■ Challenge ■
Can you copy out the data exactly? Leave the images out.

Lines of data
====
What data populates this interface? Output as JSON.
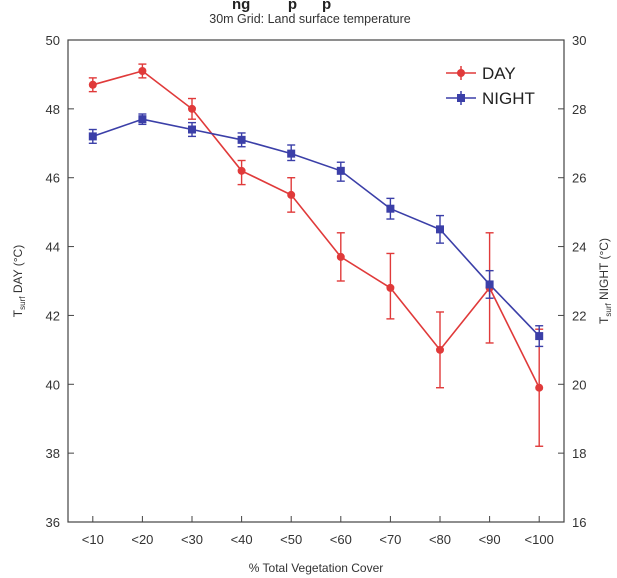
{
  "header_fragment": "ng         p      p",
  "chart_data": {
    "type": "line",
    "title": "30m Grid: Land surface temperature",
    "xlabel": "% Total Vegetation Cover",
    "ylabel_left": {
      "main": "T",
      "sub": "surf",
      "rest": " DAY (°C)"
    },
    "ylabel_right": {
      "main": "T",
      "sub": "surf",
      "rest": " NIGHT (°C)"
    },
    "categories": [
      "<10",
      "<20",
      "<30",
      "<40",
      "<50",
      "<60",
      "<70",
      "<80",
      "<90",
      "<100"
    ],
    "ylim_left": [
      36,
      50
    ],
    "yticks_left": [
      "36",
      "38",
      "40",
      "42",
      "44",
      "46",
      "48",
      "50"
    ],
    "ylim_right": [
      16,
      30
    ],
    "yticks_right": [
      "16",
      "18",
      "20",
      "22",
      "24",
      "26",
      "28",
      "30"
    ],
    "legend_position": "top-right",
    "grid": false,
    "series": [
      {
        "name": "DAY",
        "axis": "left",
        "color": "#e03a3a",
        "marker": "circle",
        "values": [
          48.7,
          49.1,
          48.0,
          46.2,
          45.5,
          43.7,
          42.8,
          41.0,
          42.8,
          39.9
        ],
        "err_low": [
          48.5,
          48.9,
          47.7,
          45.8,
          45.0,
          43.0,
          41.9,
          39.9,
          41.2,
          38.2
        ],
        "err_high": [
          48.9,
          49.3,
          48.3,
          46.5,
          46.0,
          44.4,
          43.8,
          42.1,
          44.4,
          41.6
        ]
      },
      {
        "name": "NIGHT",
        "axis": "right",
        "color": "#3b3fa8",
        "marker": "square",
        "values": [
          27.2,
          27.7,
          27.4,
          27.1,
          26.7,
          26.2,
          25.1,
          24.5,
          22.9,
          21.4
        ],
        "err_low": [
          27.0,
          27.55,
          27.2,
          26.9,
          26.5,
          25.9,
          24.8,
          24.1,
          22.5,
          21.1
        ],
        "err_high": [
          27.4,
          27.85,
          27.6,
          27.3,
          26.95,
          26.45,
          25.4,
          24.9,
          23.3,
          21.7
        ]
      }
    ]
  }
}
====
■ Task response ■
What data populates this interface? Output as JSON.
{
  "header_fragment": "ng         p      p",
  "chart_data": {
    "type": "line",
    "title": "30m Grid: Land surface temperature",
    "xlabel": "% Total Vegetation Cover",
    "ylabel_left": {
      "main": "T",
      "sub": "surf",
      "rest": " DAY (°C)"
    },
    "ylabel_right": {
      "main": "T",
      "sub": "surf",
      "rest": " NIGHT (°C)"
    },
    "categories": [
      "<10",
      "<20",
      "<30",
      "<40",
      "<50",
      "<60",
      "<70",
      "<80",
      "<90",
      "<100"
    ],
    "ylim_left": [
      36,
      50
    ],
    "yticks_left": [
      "36",
      "38",
      "40",
      "42",
      "44",
      "46",
      "48",
      "50"
    ],
    "ylim_right": [
      16,
      30
    ],
    "yticks_right": [
      "16",
      "18",
      "20",
      "22",
      "24",
      "26",
      "28",
      "30"
    ],
    "legend_position": "top-right",
    "grid": false,
    "series": [
      {
        "name": "DAY",
        "axis": "left",
        "color": "#e03a3a",
        "marker": "circle",
        "values": [
          48.7,
          49.1,
          48.0,
          46.2,
          45.5,
          43.7,
          42.8,
          41.0,
          42.8,
          39.9
        ],
        "err_low": [
          48.5,
          48.9,
          47.7,
          45.8,
          45.0,
          43.0,
          41.9,
          39.9,
          41.2,
          38.2
        ],
        "err_high": [
          48.9,
          49.3,
          48.3,
          46.5,
          46.0,
          44.4,
          43.8,
          42.1,
          44.4,
          41.6
        ]
      },
      {
        "name": "NIGHT",
        "axis": "right",
        "color": "#3b3fa8",
        "marker": "square",
        "values": [
          27.2,
          27.7,
          27.4,
          27.1,
          26.7,
          26.2,
          25.1,
          24.5,
          22.9,
          21.4
        ],
        "err_low": [
          27.0,
          27.55,
          27.2,
          26.9,
          26.5,
          25.9,
          24.8,
          24.1,
          22.5,
          21.1
        ],
        "err_high": [
          27.4,
          27.85,
          27.6,
          27.3,
          26.95,
          26.45,
          25.4,
          24.9,
          23.3,
          21.7
        ]
      }
    ]
  }
}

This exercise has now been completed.